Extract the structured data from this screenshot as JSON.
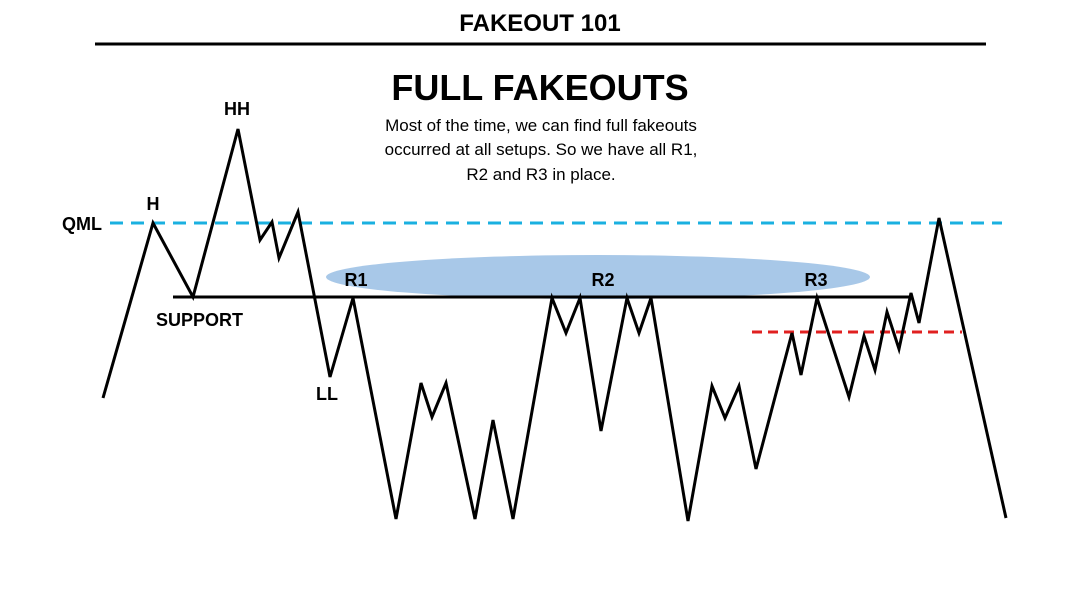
{
  "header": {
    "title": "FAKEOUT 101",
    "subtitle": "FULL FAKEOUTS",
    "description": [
      "Most of the time, we can find full fakeouts",
      "occurred at all setups. So we have all R1,",
      "R2 and R3 in place."
    ]
  },
  "labels": {
    "qml": "QML",
    "h": "H",
    "hh": "HH",
    "support": "SUPPORT",
    "ll": "LL",
    "r1": "R1",
    "r2": "R2",
    "r3": "R3"
  },
  "colors": {
    "qml_line": "#1ab0e0",
    "red_line": "#e02020",
    "highlight_ellipse": "#a8c8e8",
    "price_line": "#000000",
    "support_line": "#000000"
  }
}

**WORK TO COMPLETE**
Repeat the preceding records precisely, and leave every picture out of the copy.

**ANSWER IN FULL**
Extract the structured data from this screenshot as JSON.
{
  "header": {
    "title": "FAKEOUT 101",
    "subtitle": "FULL FAKEOUTS",
    "description": [
      "Most of the time, we can find full fakeouts",
      "occurred at all setups. So we have all R1,",
      "R2 and R3 in place."
    ]
  },
  "labels": {
    "qml": "QML",
    "h": "H",
    "hh": "HH",
    "support": "SUPPORT",
    "ll": "LL",
    "r1": "R1",
    "r2": "R2",
    "r3": "R3"
  },
  "colors": {
    "qml_line": "#1ab0e0",
    "red_line": "#e02020",
    "highlight_ellipse": "#a8c8e8",
    "price_line": "#000000",
    "support_line": "#000000"
  }
}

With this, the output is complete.